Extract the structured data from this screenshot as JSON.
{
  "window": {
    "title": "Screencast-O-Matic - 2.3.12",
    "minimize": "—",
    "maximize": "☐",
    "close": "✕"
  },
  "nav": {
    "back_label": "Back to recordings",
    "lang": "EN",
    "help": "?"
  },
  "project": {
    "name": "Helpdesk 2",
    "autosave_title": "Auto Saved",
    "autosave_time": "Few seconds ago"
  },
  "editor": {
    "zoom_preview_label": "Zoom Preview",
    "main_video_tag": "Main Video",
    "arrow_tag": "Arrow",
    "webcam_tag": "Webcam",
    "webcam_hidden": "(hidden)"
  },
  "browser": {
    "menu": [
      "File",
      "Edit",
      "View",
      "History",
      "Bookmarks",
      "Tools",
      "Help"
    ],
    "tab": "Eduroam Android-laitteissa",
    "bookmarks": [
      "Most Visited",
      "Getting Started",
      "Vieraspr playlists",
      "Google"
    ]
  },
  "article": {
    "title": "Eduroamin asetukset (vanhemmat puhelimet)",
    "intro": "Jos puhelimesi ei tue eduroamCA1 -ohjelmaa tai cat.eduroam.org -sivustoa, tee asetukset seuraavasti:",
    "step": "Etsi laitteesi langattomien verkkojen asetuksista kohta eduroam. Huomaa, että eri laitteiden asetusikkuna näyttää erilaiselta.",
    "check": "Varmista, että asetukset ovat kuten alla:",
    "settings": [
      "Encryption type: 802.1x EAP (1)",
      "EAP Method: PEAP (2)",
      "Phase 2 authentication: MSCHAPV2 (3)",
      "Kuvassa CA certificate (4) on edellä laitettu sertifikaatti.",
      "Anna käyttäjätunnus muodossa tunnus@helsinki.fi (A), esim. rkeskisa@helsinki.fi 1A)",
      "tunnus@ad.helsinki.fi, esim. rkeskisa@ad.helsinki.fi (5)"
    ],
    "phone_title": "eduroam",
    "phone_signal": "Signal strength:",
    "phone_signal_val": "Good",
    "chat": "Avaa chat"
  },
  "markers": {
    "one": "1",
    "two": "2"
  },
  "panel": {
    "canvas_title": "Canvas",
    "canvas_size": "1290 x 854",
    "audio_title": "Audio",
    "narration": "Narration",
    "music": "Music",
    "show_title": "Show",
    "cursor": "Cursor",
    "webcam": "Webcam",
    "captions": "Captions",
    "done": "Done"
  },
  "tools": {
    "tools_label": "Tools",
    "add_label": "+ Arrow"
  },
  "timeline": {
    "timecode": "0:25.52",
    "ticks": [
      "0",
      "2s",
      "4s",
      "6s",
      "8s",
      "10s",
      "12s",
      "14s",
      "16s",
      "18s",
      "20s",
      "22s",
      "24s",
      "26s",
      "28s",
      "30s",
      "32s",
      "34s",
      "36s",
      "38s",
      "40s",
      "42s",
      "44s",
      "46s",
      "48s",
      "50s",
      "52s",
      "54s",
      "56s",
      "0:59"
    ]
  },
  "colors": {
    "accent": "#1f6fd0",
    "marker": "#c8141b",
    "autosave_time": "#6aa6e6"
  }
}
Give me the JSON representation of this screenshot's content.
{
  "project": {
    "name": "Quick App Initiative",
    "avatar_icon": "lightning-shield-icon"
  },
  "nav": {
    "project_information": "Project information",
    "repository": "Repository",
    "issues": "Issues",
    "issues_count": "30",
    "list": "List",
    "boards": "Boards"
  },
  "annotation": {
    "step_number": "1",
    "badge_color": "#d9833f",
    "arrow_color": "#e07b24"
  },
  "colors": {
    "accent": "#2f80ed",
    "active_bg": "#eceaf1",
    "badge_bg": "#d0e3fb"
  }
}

════════

(Description of the task):
All the data must be duplicated exactly, with nothing added or removed.

(Task response):
Extract the structured data from this screenshot as JSON.
{
  "window": {
    "title": "Screencast-O-Matic - 2.3.12",
    "minimize": "—",
    "maximize": "☐",
    "close": "✕"
  },
  "nav": {
    "back_label": "Back to recordings",
    "lang": "EN",
    "help": "?"
  },
  "project": {
    "name": "Helpdesk 2",
    "autosave_title": "Auto Saved",
    "autosave_time": "Few seconds ago"
  },
  "editor": {
    "zoom_preview_label": "Zoom Preview",
    "main_video_tag": "Main Video",
    "arrow_tag": "Arrow",
    "webcam_tag": "Webcam",
    "webcam_hidden": "(hidden)"
  },
  "browser": {
    "menu": [
      "File",
      "Edit",
      "View",
      "History",
      "Bookmarks",
      "Tools",
      "Help"
    ],
    "tab": "Eduroam Android-laitteissa",
    "bookmarks": [
      "Most Visited",
      "Getting Started",
      "Vieraspr playlists",
      "Google"
    ]
  },
  "article": {
    "title": "Eduroamin asetukset (vanhemmat puhelimet)",
    "intro": "Jos puhelimesi ei tue eduroamCA1 -ohjelmaa tai cat.eduroam.org -sivustoa, tee asetukset seuraavasti:",
    "step": "Etsi laitteesi langattomien verkkojen asetuksista kohta eduroam. Huomaa, että eri laitteiden asetusikkuna näyttää erilaiselta.",
    "check": "Varmista, että asetukset ovat kuten alla:",
    "settings": [
      "Encryption type: 802.1x EAP (1)",
      "EAP Method: PEAP (2)",
      "Phase 2 authentication: MSCHAPV2 (3)",
      "Kuvassa CA certificate (4) on edellä laitettu sertifikaatti.",
      "Anna käyttäjätunnus muodossa tunnus@helsinki.fi (A), esim. rkeskisa@helsinki.fi 1A)",
      "tunnus@ad.helsinki.fi, esim. rkeskisa@ad.helsinki.fi (5)"
    ],
    "phone_title": "eduroam",
    "phone_signal": "Signal strength:",
    "phone_signal_val": "Good",
    "chat": "Avaa chat"
  },
  "markers": {
    "one": "1",
    "two": "2"
  },
  "panel": {
    "canvas_title": "Canvas",
    "canvas_size": "1290 x 854",
    "audio_title": "Audio",
    "narration": "Narration",
    "music": "Music",
    "show_title": "Show",
    "cursor": "Cursor",
    "webcam": "Webcam",
    "captions": "Captions",
    "done": "Done"
  },
  "tools": {
    "tools_label": "Tools",
    "add_label": "+ Arrow"
  },
  "timeline": {
    "timecode": "0:25.52",
    "ticks": [
      "0",
      "2s",
      "4s",
      "6s",
      "8s",
      "10s",
      "12s",
      "14s",
      "16s",
      "18s",
      "20s",
      "22s",
      "24s",
      "26s",
      "28s",
      "30s",
      "32s",
      "34s",
      "36s",
      "38s",
      "40s",
      "42s",
      "44s",
      "46s",
      "48s",
      "50s",
      "52s",
      "54s",
      "56s",
      "0:59"
    ]
  },
  "colors": {
    "accent": "#1f6fd0",
    "marker": "#c8141b",
    "autosave_time": "#6aa6e6"
  }
}
Give me the JSON representation of this screenshot's content.
{
  "project": {
    "name": "Quick App Initiative",
    "avatar_icon": "lightning-shield-icon"
  },
  "nav": {
    "project_information": "Project information",
    "repository": "Repository",
    "issues": "Issues",
    "issues_count": "30",
    "list": "List",
    "boards": "Boards"
  },
  "annotation": {
    "step_number": "1",
    "badge_color": "#d9833f",
    "arrow_color": "#e07b24"
  },
  "colors": {
    "accent": "#2f80ed",
    "active_bg": "#eceaf1",
    "badge_bg": "#d0e3fb"
  }
}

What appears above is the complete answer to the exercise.